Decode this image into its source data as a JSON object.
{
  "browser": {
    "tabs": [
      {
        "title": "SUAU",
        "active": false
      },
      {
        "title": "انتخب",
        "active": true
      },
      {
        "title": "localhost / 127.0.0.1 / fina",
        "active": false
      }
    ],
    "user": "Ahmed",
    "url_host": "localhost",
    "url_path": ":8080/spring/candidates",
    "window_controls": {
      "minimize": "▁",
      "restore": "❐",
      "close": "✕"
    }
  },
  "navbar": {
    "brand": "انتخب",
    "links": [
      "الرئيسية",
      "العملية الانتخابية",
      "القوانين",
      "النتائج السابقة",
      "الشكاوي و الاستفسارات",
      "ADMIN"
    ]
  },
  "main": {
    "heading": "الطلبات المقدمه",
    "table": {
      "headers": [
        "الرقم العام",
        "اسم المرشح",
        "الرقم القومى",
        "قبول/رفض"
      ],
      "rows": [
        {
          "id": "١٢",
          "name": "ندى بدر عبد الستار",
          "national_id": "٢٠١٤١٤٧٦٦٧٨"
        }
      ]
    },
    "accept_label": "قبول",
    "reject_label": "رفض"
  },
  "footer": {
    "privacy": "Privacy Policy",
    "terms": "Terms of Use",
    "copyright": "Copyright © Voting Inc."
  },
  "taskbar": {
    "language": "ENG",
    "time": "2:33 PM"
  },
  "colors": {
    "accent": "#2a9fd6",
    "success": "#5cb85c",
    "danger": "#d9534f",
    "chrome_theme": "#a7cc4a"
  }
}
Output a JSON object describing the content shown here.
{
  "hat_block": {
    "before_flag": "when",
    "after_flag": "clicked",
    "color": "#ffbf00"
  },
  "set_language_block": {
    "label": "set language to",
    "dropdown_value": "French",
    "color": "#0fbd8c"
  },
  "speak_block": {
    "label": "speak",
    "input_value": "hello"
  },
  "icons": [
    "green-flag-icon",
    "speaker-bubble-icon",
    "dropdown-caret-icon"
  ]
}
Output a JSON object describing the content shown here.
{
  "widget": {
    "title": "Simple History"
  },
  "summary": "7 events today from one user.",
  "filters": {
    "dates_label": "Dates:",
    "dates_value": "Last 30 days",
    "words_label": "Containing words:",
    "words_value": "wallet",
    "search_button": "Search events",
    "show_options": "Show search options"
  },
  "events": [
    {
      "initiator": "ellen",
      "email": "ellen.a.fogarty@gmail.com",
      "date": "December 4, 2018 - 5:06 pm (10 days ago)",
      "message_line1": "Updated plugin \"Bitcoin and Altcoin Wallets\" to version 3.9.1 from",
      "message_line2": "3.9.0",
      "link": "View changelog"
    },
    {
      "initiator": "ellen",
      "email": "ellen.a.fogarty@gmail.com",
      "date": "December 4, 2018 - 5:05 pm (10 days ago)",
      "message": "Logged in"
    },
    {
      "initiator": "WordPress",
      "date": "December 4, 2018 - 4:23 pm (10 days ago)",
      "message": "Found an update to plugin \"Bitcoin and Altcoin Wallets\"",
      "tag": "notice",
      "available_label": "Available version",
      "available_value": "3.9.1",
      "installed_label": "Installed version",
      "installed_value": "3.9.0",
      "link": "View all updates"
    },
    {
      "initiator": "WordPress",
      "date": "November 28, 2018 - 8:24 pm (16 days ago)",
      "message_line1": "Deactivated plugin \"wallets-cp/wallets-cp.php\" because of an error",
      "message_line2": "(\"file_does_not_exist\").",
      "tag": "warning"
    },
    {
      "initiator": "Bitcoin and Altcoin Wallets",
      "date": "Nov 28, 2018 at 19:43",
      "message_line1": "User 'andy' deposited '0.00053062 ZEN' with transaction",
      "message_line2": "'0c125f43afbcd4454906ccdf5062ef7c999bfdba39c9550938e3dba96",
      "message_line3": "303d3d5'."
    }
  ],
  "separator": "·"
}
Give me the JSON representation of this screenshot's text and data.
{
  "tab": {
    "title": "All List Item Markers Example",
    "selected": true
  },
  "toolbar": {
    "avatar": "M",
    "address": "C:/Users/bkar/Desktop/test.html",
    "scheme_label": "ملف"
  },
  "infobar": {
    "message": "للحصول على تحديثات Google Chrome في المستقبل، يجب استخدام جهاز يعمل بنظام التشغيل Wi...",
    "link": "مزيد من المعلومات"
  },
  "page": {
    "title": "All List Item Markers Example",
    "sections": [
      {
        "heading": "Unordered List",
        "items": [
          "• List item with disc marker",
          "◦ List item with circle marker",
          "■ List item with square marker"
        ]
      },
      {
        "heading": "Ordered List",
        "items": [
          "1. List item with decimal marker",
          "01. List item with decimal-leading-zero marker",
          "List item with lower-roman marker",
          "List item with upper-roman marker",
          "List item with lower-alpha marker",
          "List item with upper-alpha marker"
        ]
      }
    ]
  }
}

==============================

Pull out each line of the listing that holds the string "December".

● **Output below**:
      "date": "December 4, 2018 - 5:06 pm (10 days ago)",
      "date": "December 4, 2018 - 5:05 pm (10 days ago)",
      "date": "December 4, 2018 - 4:23 pm (10 days ago)",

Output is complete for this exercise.